## [EXERCISE]
Print all entries word for word.

## [GIVEN DATA]
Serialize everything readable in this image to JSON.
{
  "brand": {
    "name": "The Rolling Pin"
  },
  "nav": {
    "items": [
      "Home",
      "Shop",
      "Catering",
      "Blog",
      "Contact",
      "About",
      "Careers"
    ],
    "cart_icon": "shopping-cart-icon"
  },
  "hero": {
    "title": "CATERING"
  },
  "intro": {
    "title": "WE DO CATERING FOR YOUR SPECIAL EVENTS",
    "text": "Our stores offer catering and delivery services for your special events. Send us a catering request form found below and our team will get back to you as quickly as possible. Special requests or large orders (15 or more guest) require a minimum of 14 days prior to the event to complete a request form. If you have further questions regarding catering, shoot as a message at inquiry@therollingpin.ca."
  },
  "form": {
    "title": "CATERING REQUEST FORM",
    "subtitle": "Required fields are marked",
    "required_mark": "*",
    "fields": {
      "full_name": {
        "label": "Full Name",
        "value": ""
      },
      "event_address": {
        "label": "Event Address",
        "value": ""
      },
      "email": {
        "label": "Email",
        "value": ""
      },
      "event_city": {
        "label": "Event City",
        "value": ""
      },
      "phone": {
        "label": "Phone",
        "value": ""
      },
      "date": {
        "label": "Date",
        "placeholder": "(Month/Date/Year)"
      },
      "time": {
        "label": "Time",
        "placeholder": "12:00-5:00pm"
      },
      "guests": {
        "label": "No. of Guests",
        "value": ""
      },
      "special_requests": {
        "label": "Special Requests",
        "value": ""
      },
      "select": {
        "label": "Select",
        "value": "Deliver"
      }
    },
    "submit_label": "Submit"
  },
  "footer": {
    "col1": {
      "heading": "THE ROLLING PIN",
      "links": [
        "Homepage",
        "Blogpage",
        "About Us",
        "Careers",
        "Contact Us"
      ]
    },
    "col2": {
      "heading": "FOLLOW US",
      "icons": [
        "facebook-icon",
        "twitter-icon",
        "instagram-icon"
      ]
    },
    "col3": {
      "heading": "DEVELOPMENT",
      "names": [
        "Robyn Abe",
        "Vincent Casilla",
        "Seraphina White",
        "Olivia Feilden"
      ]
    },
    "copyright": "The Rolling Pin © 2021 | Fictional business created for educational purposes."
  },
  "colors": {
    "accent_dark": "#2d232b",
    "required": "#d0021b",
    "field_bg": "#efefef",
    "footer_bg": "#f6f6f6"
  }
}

## [TASK OUTPUT]
Serialize everything readable in this image to JSON.
{
  "brand": {
    "name": "The Rolling Pin"
  },
  "nav": {
    "items": [
      "Home",
      "Shop",
      "Catering",
      "Blog",
      "Contact",
      "About",
      "Careers"
    ],
    "cart_icon": "shopping-cart-icon"
  },
  "hero": {
    "title": "CATERING"
  },
  "intro": {
    "title": "WE DO CATERING FOR YOUR SPECIAL EVENTS",
    "text": "Our stores offer catering and delivery services for your special events. Send us a catering request form found below and our team will get back to you as quickly as possible. Special requests or large orders (15 or more guest) require a minimum of 14 days prior to the event to complete a request form. If you have further questions regarding catering, shoot as a message at inquiry@therollingpin.ca."
  },
  "form": {
    "title": "CATERING REQUEST FORM",
    "subtitle": "Required fields are marked",
    "required_mark": "*",
    "fields": {
      "full_name": {
        "label": "Full Name",
        "value": ""
      },
      "event_address": {
        "label": "Event Address",
        "value": ""
      },
      "email": {
        "label": "Email",
        "value": ""
      },
      "event_city": {
        "label": "Event City",
        "value": ""
      },
      "phone": {
        "label": "Phone",
        "value": ""
      },
      "date": {
        "label": "Date",
        "placeholder": "(Month/Date/Year)"
      },
      "time": {
        "label": "Time",
        "placeholder": "12:00-5:00pm"
      },
      "guests": {
        "label": "No. of Guests",
        "value": ""
      },
      "special_requests": {
        "label": "Special Requests",
        "value": ""
      },
      "select": {
        "label": "Select",
        "value": "Deliver"
      }
    },
    "submit_label": "Submit"
  },
  "footer": {
    "col1": {
      "heading": "THE ROLLING PIN",
      "links": [
        "Homepage",
        "Blogpage",
        "About Us",
        "Careers",
        "Contact Us"
      ]
    },
    "col2": {
      "heading": "FOLLOW US",
      "icons": [
        "facebook-icon",
        "twitter-icon",
        "instagram-icon"
      ]
    },
    "col3": {
      "heading": "DEVELOPMENT",
      "names": [
        "Robyn Abe",
        "Vincent Casilla",
        "Seraphina White",
        "Olivia Feilden"
      ]
    },
    "copyright": "The Rolling Pin © 2021 | Fictional business created for educational purposes."
  },
  "colors": {
    "accent_dark": "#2d232b",
    "required": "#d0021b",
    "field_bg": "#efefef",
    "footer_bg": "#f6f6f6"
  }
}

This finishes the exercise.